TASK BRIEF:
In the entries below, find the lines that contain the word "this" and copy them.

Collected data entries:
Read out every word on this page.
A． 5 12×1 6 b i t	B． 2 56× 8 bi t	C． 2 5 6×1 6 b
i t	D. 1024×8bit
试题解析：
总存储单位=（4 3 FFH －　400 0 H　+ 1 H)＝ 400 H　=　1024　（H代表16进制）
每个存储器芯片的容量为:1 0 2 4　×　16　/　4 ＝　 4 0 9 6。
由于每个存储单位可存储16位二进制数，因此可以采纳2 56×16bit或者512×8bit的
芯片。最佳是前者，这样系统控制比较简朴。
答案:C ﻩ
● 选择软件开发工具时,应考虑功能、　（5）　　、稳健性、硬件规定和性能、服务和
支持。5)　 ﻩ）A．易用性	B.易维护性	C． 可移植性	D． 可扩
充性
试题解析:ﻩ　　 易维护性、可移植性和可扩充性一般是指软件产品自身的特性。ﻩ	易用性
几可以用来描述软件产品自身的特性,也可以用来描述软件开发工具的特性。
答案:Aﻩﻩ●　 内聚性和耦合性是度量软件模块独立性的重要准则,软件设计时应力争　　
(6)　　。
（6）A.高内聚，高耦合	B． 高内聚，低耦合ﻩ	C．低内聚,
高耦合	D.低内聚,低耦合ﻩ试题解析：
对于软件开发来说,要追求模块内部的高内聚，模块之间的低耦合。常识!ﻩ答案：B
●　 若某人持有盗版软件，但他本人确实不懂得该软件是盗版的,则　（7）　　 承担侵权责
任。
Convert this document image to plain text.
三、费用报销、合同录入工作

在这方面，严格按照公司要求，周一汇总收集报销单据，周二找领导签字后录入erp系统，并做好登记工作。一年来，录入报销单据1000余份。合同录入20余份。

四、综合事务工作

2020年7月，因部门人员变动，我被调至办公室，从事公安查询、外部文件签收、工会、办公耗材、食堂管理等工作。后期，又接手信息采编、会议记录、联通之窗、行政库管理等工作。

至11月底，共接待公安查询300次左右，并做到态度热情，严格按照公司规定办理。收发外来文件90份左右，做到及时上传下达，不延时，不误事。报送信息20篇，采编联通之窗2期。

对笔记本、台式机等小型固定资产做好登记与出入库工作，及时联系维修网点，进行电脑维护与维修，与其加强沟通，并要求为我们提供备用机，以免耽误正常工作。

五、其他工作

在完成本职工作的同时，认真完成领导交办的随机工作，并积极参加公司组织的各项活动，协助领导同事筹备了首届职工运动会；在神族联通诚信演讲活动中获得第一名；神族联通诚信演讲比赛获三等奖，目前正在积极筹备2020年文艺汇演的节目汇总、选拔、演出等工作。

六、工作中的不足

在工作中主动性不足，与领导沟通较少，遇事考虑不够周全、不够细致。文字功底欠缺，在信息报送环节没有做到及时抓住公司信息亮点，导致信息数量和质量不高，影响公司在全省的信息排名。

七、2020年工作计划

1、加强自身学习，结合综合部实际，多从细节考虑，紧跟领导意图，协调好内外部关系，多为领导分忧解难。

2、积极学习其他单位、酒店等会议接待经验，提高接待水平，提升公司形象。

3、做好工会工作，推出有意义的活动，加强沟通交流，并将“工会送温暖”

CORRECT RESPONSE:
Read out every word on this page.
Convert this document image to plain text.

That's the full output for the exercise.